▶ **EXERCISE INPUT**:

---

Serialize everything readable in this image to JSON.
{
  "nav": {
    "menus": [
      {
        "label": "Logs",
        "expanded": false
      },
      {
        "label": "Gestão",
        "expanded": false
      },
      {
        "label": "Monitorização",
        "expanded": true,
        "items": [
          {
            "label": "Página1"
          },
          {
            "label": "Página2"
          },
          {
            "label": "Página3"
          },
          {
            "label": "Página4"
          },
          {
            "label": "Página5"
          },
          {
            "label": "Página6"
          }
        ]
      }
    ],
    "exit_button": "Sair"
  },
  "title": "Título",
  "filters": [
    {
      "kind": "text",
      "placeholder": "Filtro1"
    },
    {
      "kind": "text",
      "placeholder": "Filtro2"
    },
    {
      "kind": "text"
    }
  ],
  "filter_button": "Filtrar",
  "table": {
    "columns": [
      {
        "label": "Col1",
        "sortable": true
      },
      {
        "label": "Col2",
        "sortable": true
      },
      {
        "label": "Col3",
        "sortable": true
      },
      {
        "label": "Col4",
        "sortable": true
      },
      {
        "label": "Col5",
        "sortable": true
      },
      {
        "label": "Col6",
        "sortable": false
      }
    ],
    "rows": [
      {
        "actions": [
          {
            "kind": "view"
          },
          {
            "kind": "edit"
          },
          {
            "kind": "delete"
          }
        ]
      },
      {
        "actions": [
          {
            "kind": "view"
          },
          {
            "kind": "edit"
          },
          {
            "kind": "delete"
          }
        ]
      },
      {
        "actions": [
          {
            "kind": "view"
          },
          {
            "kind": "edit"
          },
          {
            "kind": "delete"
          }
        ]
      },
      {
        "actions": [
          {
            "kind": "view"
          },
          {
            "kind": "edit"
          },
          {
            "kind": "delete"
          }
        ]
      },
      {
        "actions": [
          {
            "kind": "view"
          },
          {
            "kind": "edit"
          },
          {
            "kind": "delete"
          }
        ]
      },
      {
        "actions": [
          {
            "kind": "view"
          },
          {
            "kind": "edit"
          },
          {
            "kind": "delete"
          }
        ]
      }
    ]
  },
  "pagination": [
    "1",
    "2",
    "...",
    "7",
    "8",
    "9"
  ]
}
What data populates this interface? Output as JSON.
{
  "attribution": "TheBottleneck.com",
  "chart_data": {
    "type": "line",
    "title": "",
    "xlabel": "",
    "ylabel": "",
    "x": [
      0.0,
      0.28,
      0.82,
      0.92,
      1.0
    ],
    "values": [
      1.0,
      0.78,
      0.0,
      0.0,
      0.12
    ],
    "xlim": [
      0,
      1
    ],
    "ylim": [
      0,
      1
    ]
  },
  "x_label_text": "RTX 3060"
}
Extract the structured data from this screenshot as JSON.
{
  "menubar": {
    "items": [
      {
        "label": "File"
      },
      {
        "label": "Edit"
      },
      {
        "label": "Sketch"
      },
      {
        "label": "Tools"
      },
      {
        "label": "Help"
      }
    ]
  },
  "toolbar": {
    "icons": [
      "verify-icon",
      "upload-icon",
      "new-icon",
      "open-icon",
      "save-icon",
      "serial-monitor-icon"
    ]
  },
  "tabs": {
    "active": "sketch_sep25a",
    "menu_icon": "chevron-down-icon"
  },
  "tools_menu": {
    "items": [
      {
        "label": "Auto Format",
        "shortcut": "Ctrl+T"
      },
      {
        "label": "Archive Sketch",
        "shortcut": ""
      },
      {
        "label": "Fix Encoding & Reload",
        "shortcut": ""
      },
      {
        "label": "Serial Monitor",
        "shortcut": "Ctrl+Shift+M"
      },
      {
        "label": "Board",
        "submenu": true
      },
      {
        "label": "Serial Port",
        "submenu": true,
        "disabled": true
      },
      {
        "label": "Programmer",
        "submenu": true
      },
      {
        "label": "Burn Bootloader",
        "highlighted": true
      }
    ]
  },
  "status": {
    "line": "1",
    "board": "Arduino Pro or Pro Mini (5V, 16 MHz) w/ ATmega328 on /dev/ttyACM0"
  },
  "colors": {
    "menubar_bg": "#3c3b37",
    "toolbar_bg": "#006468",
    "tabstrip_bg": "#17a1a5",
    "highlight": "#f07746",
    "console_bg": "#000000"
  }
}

---

▶ **TO BE DONE**: Copy out the whole listing, exactly as written.

▶ **WRITTEN SOLUTION**:
Serialize everything readable in this image to JSON.
{
  "nav": {
    "menus": [
      {
        "label": "Logs",
        "expanded": false
      },
      {
        "label": "Gestão",
        "expanded": false
      },
      {
        "label": "Monitorização",
        "expanded": true,
        "items": [
          {
            "label": "Página1"
          },
          {
            "label": "Página2"
          },
          {
            "label": "Página3"
          },
          {
            "label": "Página4"
          },
          {
            "label": "Página5"
          },
          {
            "label": "Página6"
          }
        ]
      }
    ],
    "exit_button": "Sair"
  },
  "title": "Título",
  "filters": [
    {
      "kind": "text",
      "placeholder": "Filtro1"
    },
    {
      "kind": "text",
      "placeholder": "Filtro2"
    },
    {
      "kind": "text"
    }
  ],
  "filter_button": "Filtrar",
  "table": {
    "columns": [
      {
        "label": "Col1",
        "sortable": true
      },
      {
        "label": "Col2",
        "sortable": true
      },
      {
        "label": "Col3",
        "sortable": true
      },
      {
        "label": "Col4",
        "sortable": true
      },
      {
        "label": "Col5",
        "sortable": true
      },
      {
        "label": "Col6",
        "sortable": false
      }
    ],
    "rows": [
      {
        "actions": [
          {
            "kind": "view"
          },
          {
            "kind": "edit"
          },
          {
            "kind": "delete"
          }
        ]
      },
      {
        "actions": [
          {
            "kind": "view"
          },
          {
            "kind": "edit"
          },
          {
            "kind": "delete"
          }
        ]
      },
      {
        "actions": [
          {
            "kind": "view"
          },
          {
            "kind": "edit"
          },
          {
            "kind": "delete"
          }
        ]
      },
      {
        "actions": [
          {
            "kind": "view"
          },
          {
            "kind": "edit"
          },
          {
            "kind": "delete"
          }
        ]
      },
      {
        "actions": [
          {
            "kind": "view"
          },
          {
            "kind": "edit"
          },
          {
            "kind": "delete"
          }
        ]
      },
      {
        "actions": [
          {
            "kind": "view"
          },
          {
            "kind": "edit"
          },
          {
            "kind": "delete"
          }
        ]
      }
    ]
  },
  "pagination": [
    "1",
    "2",
    "...",
    "7",
    "8",
    "9"
  ]
}
What data populates this interface? Output as JSON.
{
  "attribution": "TheBottleneck.com",
  "chart_data": {
    "type": "line",
    "title": "",
    "xlabel": "",
    "ylabel": "",
    "x": [
      0.0,
      0.28,
      0.82,
      0.92,
      1.0
    ],
    "values": [
      1.0,
      0.78,
      0.0,
      0.0,
      0.12
    ],
    "xlim": [
      0,
      1
    ],
    "ylim": [
      0,
      1
    ]
  },
  "x_label_text": "RTX 3060"
}
Extract the structured data from this screenshot as JSON.
{
  "menubar": {
    "items": [
      {
        "label": "File"
      },
      {
        "label": "Edit"
      },
      {
        "label": "Sketch"
      },
      {
        "label": "Tools"
      },
      {
        "label": "Help"
      }
    ]
  },
  "toolbar": {
    "icons": [
      "verify-icon",
      "upload-icon",
      "new-icon",
      "open-icon",
      "save-icon",
      "serial-monitor-icon"
    ]
  },
  "tabs": {
    "active": "sketch_sep25a",
    "menu_icon": "chevron-down-icon"
  },
  "tools_menu": {
    "items": [
      {
        "label": "Auto Format",
        "shortcut": "Ctrl+T"
      },
      {
        "label": "Archive Sketch",
        "shortcut": ""
      },
      {
        "label": "Fix Encoding & Reload",
        "shortcut": ""
      },
      {
        "label": "Serial Monitor",
        "shortcut": "Ctrl+Shift+M"
      },
      {
        "label": "Board",
        "submenu": true
      },
      {
        "label": "Serial Port",
        "submenu": true,
        "disabled": true
      },
      {
        "label": "Programmer",
        "submenu": true
      },
      {
        "label": "Burn Bootloader",
        "highlighted": true
      }
    ]
  },
  "status": {
    "line": "1",
    "board": "Arduino Pro or Pro Mini (5V, 16 MHz) w/ ATmega328 on /dev/ttyACM0"
  },
  "colors": {
    "menubar_bg": "#3c3b37",
    "toolbar_bg": "#006468",
    "tabstrip_bg": "#17a1a5",
    "highlight": "#f07746",
    "console_bg": "#000000"
  }
}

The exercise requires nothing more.